◆ SELECTED EXTRACT ◆
━━━━━━━━━━━━━━━━━━━━

Employment Agreement - Arbinet-thexchange Inc. and Peter P. Sach
July 5, 2001
Mr. Peter P. Sach
5333 Pinyon Jay Road
Parker, CO 80134-2722
Dear Peter:
On behalf of Arbinet-thexchange, Inc. (the "Company"), I am pleased to extend to
you an offer of employment in accordance with the following terms:
Title: You will serve as Senior Vice President and Chief Administrative Officer
(CAO). You will report to the President and CEO and based in New York, NY.
Duties and Obligations: During your employment you will devote your full
business time, interest and effort to the performance of your duties with the
Company. These duties include those which are commonly associated with the Chief
Financial Officer position, and additionally will include management and
oversight of the Company's information technology (I.T.) initiatives and the
human resources function.
Employment Relationship: Your employment will be "at-will" and may be terminated
by either you or the Company at any time for any reason or no reason, by
providing sixty (60) days written notice to the other party. Further, your
participation in any Company benefit or equity program does not constitute an
agreement by the Company to employ or continue to employ you for any period of
time.
Salary and Bonus: While you are employed on a full-time basis by the Company,
the Company will pay you a base salary which annualizes to $250,000, payable in
accordance with the usual payroll practices of the Company including the
withholding of all income and employment taxes. Your base salary will be
reviewed on an annual basis and may be subject to adjustment upward based on
various factors including, without limitation, your performance or the Company's
achievement of its business plan (as determined by the Board of Directors of the
Company), provided that in no event shall such annual increase be less than the
annual rate of increase in the Consumer Price Index. When the Company completes
an Initial Public Offering (IPO) your annualized salary will be increased to
$275,000. You will be eligible for a 40% target bonus based upon achievement of
assigned performance goals and subject to the approval of the Board of
Directors.
Relocation: Per the attached.
<PAGE>
Relocation Expense Repayment: In the event you do not complete 12 months of
service following the payment of the Relocation payments, the Company will be
entitled to repayment of the full amount, less an allowance pro rata to the
months served (e.g., if you serve five months after the Relocation payments, you
will be required to repay 7/12 of such payments).

━━━━━━━━━━━━━━━━━━━━

◆ RECORDED DATA ◆
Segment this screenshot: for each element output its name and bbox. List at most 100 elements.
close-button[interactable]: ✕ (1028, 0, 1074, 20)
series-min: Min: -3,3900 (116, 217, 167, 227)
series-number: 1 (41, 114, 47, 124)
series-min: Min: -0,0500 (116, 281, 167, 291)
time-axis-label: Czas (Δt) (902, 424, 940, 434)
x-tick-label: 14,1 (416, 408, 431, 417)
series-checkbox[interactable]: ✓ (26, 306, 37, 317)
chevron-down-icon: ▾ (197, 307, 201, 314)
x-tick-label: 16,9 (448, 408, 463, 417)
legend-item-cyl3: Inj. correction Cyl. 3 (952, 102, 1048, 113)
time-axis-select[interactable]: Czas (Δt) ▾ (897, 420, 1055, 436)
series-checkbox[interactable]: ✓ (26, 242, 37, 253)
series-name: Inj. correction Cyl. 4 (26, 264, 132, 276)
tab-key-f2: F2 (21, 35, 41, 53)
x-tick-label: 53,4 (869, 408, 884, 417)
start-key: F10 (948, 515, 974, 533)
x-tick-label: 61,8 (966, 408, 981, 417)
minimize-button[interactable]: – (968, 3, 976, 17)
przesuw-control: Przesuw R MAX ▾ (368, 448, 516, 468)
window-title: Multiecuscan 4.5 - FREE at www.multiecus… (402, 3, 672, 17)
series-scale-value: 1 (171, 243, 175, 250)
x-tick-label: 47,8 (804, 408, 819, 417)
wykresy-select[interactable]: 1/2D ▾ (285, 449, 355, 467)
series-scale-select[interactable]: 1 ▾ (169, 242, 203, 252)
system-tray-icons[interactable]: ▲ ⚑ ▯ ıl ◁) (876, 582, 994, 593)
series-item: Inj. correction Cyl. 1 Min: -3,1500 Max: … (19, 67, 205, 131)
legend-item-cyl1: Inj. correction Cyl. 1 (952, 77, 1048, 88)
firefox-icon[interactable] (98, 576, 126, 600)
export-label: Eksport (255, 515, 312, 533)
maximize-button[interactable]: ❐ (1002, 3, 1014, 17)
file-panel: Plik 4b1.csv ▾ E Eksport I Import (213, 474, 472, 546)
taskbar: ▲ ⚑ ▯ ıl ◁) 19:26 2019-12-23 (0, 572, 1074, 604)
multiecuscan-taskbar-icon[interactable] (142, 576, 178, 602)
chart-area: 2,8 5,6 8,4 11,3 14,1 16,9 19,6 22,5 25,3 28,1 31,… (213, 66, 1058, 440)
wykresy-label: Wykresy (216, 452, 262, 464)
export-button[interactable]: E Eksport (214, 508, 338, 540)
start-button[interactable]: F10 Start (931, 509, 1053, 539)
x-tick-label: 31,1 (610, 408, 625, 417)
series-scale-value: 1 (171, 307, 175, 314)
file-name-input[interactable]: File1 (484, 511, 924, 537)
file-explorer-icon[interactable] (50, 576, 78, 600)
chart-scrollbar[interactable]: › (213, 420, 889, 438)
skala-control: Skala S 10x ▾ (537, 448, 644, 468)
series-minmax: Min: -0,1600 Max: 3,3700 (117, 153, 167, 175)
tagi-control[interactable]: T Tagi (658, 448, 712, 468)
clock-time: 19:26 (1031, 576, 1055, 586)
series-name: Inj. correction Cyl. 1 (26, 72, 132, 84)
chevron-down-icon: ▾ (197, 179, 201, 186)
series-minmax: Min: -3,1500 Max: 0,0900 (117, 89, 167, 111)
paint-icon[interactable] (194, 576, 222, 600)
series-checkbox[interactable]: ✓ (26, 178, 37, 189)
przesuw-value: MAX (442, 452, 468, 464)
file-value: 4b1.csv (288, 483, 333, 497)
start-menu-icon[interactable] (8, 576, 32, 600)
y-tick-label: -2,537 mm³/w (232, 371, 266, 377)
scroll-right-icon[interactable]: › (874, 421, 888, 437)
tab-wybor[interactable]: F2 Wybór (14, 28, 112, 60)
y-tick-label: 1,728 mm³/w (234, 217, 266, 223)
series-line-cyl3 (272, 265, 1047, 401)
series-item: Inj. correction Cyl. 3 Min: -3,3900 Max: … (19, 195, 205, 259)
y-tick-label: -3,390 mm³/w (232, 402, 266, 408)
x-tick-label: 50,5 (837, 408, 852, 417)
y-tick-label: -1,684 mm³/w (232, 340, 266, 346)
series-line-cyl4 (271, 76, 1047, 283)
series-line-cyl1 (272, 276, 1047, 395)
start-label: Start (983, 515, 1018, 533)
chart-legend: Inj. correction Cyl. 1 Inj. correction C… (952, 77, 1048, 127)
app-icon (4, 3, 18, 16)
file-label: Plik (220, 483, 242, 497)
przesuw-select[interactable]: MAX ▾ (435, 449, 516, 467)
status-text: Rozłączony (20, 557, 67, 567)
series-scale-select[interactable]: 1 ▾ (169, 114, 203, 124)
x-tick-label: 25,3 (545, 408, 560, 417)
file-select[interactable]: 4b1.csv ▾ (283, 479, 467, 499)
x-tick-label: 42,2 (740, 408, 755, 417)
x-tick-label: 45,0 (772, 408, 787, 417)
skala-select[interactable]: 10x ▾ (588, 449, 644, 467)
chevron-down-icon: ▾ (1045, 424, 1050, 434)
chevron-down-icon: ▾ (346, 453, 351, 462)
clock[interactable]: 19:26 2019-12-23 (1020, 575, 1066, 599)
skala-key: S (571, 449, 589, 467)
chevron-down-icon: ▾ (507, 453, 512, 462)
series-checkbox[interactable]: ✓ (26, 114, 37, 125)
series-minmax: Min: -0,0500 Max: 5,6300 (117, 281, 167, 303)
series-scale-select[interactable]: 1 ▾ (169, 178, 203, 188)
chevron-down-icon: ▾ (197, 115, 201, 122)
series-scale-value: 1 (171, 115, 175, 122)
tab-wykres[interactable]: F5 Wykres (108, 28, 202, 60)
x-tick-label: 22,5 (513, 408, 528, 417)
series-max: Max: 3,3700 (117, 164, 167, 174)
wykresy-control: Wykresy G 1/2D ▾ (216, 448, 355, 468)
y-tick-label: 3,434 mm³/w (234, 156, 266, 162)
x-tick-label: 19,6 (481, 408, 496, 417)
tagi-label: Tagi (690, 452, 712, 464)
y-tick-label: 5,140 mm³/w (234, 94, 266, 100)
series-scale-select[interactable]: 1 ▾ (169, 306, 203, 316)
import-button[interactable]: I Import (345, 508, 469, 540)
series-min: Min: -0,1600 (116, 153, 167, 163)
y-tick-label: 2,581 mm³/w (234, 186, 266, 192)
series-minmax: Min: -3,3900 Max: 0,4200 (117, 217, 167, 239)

━━━━━━━━━━━━━━━━━━━━

◆ SHORT TASK A ◆
Print the stretch of the employment offer letter from "Employment Agreement - Arbinet-thexchange" through "New York, NY.".
◆ SHORT TASK B ◆
In the employment offer letter, what will the annualized salary become once the Company completes an Initial Public Offering?

◆ FULL SOLUTION A ◆
Employment Agreement - Arbinet-thexchange Inc. and Peter P. Sach
July 5, 2001
Mr. Peter P. Sach
5333 Pinyon Jay Road
Parker, CO 80134-2722
Dear Peter:
On behalf of Arbinet-thexchange, Inc. (the "Company"), I am pleased to extend to
you an offer of employment in accordance with the following terms:
Title: You will serve as Senior Vice President and Chief Administrative Officer
(CAO). You will report to the President and CEO and based in New York, NY.

◆ FULL SOLUTION B ◆
$275,000